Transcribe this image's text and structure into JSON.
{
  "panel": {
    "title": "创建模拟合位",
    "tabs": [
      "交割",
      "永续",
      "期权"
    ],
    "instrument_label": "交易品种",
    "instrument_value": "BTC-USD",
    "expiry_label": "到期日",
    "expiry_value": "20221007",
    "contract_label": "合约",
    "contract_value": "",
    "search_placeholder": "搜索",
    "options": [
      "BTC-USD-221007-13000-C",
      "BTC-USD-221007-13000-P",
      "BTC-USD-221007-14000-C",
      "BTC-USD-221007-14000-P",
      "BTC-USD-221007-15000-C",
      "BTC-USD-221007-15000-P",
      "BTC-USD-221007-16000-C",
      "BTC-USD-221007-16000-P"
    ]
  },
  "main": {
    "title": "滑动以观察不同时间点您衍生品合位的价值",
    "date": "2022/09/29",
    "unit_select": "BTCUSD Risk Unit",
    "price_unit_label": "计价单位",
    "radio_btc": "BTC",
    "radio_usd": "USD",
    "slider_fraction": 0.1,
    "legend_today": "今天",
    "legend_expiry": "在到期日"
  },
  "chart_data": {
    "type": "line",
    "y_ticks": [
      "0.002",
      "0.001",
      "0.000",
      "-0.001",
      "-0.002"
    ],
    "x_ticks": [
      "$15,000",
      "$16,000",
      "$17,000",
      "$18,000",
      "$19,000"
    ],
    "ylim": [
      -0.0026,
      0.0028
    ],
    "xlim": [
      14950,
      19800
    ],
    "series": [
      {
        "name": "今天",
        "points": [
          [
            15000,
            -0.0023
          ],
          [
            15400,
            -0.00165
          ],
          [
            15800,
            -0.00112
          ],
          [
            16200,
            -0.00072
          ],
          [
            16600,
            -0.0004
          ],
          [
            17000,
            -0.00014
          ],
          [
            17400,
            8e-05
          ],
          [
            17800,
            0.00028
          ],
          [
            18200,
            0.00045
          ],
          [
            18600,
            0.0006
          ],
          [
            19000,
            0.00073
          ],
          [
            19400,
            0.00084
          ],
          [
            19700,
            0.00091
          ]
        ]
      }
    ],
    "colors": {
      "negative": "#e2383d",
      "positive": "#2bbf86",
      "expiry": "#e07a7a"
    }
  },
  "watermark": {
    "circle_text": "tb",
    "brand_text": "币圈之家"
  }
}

____

Each record must be repeated exactly as it is.

**Response to the task**
Transcribe this image's text and structure into JSON.
{
  "panel": {
    "title": "创建模拟合位",
    "tabs": [
      "交割",
      "永续",
      "期权"
    ],
    "instrument_label": "交易品种",
    "instrument_value": "BTC-USD",
    "expiry_label": "到期日",
    "expiry_value": "20221007",
    "contract_label": "合约",
    "contract_value": "",
    "search_placeholder": "搜索",
    "options": [
      "BTC-USD-221007-13000-C",
      "BTC-USD-221007-13000-P",
      "BTC-USD-221007-14000-C",
      "BTC-USD-221007-14000-P",
      "BTC-USD-221007-15000-C",
      "BTC-USD-221007-15000-P",
      "BTC-USD-221007-16000-C",
      "BTC-USD-221007-16000-P"
    ]
  },
  "main": {
    "title": "滑动以观察不同时间点您衍生品合位的价值",
    "date": "2022/09/29",
    "unit_select": "BTCUSD Risk Unit",
    "price_unit_label": "计价单位",
    "radio_btc": "BTC",
    "radio_usd": "USD",
    "slider_fraction": 0.1,
    "legend_today": "今天",
    "legend_expiry": "在到期日"
  },
  "chart_data": {
    "type": "line",
    "y_ticks": [
      "0.002",
      "0.001",
      "0.000",
      "-0.001",
      "-0.002"
    ],
    "x_ticks": [
      "$15,000",
      "$16,000",
      "$17,000",
      "$18,000",
      "$19,000"
    ],
    "ylim": [
      -0.0026,
      0.0028
    ],
    "xlim": [
      14950,
      19800
    ],
    "series": [
      {
        "name": "今天",
        "points": [
          [
            15000,
            -0.0023
          ],
          [
            15400,
            -0.00165
          ],
          [
            15800,
            -0.00112
          ],
          [
            16200,
            -0.00072
          ],
          [
            16600,
            -0.0004
          ],
          [
            17000,
            -0.00014
          ],
          [
            17400,
            8e-05
          ],
          [
            17800,
            0.00028
          ],
          [
            18200,
            0.00045
          ],
          [
            18600,
            0.0006
          ],
          [
            19000,
            0.00073
          ],
          [
            19400,
            0.00084
          ],
          [
            19700,
            0.00091
          ]
        ]
      }
    ],
    "colors": {
      "negative": "#e2383d",
      "positive": "#2bbf86",
      "expiry": "#e07a7a"
    }
  },
  "watermark": {
    "circle_text": "tb",
    "brand_text": "币圈之家"
  }
}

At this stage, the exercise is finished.